**İstenen Görevler**
1. Barış süreci yazısına göre 10 Kasım 2020 tarihli üçlü Karabağ Anlaşması'nı kimler imzalamıştır? Her birini yazıdaki unvanıyla birlikte sıralayın.
2. Barış süreci yazısını son cümlesinden sonrasıyla sürdürün.

Ermenistan Barış İçin Anayasa Değiştirir Mi?

Gazeteci Dr. Esra Karahindiba, Azerbaycan ile Ermenistan arasındaki barış sürecini baltalayan faktörleri Fokus+ için kaleme aldı. 
Dr. Esra Karahindiba
Ermenistan Barış İçin Anayasa Değiştirir Mi? 
18 Aralık 2024

Azerbaycan ile Ermenistan arasındaki barış sürecini baltalayan faktörler neler? Gazeteci Dr. Esra Karahindiba kaleme aldı.  
 


Güney Kafkasya’da uzun vadeli istikrar arayışı, uluslararası toplumun gündemindeki önemli başlıklardan biri olmaya devam ediyor. Azerbaycan ile Ermenistan arasında yıllardır süregelen anlaşmazlıklar, özellikle 2020 Karabağ Savaşı'nın ardından yeni bir barış süreci umudu doğurmuş olsa da kapsamlı bir barış anlaşması hala gerçekleştirilebilmiş değil.  

10 Kasım 2020’de Azerbaycan Cumhurbaşkanı İlham Aliyev, Ermenistan Başbakanı Nikol Paşinyan ve Rusya Devlet Başkanı Vladimir Putin’in imzacısı olduğu üçlü Karabağ Anlaşması, Azerbaycan’ın işgal edilmiş topraklarını 44 günde Ermenistan’dan geri almasının ardından kalıcı barışın müjdecisi olarak kabul edilmişti. Ancak aradan geçen dört yılda halen Bakü ve Erivan arasında mutabakat sağlanan bir anlaşma metni oluşturulamadı.   

Ekim ayında Kazan’da düzenlenen BRICS zirvesi kapsamında Azerbaycan Cumhurbaşkanı İlham Aliyev ve Ermenistan Başbakanı Nikol Paşinyan bir araya geldi. Bu görüşme, uluslararası platformlarda dikkatle takip edildi. Görüşme sonrası Paşinyan, Ermenistan’ın barışa bağlı olduğunu ifade ederken, Aliyev ise Ermenistan’ın provakatif adımlardan kaçınması gerektiğini vurgulamıştı.  

İki liderin açıklamaları, anlaşmanın henüz net bir uzlaşmaya varılamadığını gözler önüne seriyordu. Paşinyan ayrıca, BRICS ülkelerine ekonomik işbirliği çağrısında bulunarak, Ermenistan’ın Batı ile Rusya arasında yeniden bir denge politikası arayışını sürdürdüğünü gösterdi.

Ancak barış anlaşması nasıl sağlanabilir?

Barış sürecindeki son durumu, Stratejik İletişim Forumu için İstanbul’a gelen Azerbaycan Cumhurbaşkanı Yardımcısı Hikmet Hacıyev’e sordum.  

Hacıyev, “Barış anlaşmasının metni üzerinde her iki ülkenin diplomatik düzeyde çalışmaları devam ediyor. Ancak halen iki açık konu var. Bu konular etrafında mutabakat sağlanamadı. Birinci başlık Azerbaycan ve Ermenistan arasında hukukî düzeydeki sorunlar. Diğer başlık da sınırlarla ilgili. Bu başlıklara ilişkin maddeler barış anlaşmasının metnini de ilgilendirdiği için bu konudaki çalışmalar devam ediyor. Azerbaycan’ın hedefi, barış anlaşması girişiminde bulunan ve de barış anlaşmasının prensiplerini de başlatan taraf olarak bu girişimi kararlılıkla sürdürmektir.” dedi.

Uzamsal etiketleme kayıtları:

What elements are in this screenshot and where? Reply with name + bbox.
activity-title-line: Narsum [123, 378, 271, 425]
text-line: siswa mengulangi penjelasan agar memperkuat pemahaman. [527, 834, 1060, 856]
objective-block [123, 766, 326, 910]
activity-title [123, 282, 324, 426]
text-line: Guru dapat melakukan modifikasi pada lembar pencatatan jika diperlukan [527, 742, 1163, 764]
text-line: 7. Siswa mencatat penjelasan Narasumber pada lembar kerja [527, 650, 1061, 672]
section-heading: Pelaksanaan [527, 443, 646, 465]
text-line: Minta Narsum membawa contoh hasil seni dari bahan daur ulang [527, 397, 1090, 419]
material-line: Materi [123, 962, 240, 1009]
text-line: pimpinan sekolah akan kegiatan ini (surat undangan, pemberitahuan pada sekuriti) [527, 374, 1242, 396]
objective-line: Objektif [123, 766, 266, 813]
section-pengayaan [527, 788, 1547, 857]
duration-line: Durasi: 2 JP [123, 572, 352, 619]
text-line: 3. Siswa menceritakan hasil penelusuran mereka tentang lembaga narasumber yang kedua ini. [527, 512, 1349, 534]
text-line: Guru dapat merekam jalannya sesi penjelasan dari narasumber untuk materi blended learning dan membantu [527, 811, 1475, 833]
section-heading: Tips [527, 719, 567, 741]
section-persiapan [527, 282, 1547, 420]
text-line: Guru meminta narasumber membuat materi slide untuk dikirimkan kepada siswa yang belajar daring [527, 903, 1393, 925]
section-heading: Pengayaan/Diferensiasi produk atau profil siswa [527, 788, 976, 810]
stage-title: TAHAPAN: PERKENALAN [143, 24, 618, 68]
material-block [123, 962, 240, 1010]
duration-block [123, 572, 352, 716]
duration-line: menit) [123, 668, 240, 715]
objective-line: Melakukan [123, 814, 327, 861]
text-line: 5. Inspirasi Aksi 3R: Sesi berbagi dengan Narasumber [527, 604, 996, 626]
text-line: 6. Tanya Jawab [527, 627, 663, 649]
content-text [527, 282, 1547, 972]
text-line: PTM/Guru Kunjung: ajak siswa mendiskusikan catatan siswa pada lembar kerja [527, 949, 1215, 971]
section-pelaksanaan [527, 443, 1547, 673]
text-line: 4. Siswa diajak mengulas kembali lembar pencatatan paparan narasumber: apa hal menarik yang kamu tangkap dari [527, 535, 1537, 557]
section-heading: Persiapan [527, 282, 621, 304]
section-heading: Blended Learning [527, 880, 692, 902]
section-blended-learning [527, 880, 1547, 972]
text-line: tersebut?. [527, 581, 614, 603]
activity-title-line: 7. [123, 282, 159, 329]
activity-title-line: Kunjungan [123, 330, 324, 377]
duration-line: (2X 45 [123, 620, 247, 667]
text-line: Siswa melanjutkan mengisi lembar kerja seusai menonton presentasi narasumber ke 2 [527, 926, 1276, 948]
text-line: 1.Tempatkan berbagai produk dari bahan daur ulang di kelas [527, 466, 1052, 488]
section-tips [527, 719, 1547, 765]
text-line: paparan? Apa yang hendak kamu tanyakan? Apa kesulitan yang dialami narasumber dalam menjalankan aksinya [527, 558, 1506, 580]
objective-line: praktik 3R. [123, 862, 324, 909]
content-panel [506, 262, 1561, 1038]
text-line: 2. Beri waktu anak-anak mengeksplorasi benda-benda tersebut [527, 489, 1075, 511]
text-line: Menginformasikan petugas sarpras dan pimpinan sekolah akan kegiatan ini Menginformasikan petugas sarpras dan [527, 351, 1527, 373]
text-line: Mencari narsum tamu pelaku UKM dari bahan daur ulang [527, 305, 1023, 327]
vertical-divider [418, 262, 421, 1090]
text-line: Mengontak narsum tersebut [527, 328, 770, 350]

**Alıştırma Yanıtları**
1. İlham Aliyev (Azerbaycan Cumhurbaşkanı), Nikol Paşinyan (Ermenistan Başbakanı), Vladimir Putin (Rusya Devlet Başkanı)

2.
Hacıyev, konuyla ilgili olarak Zengezur Koridoru’nun önemini de sık sık tekrar ederek Azerbaycan’ın barış sürecine bağlılığını sürdürdüğünü ancak Ermenistan’ın uluslararası hukuka uygun hareket etmesi gerektiğini savunuyor. Zengezur Koridoru gibi projelerin, yalnızca Azerbaycan için değil, bölgenin tamamı için ekonomik kalkınma sağlayacağına vurgu yapıyor.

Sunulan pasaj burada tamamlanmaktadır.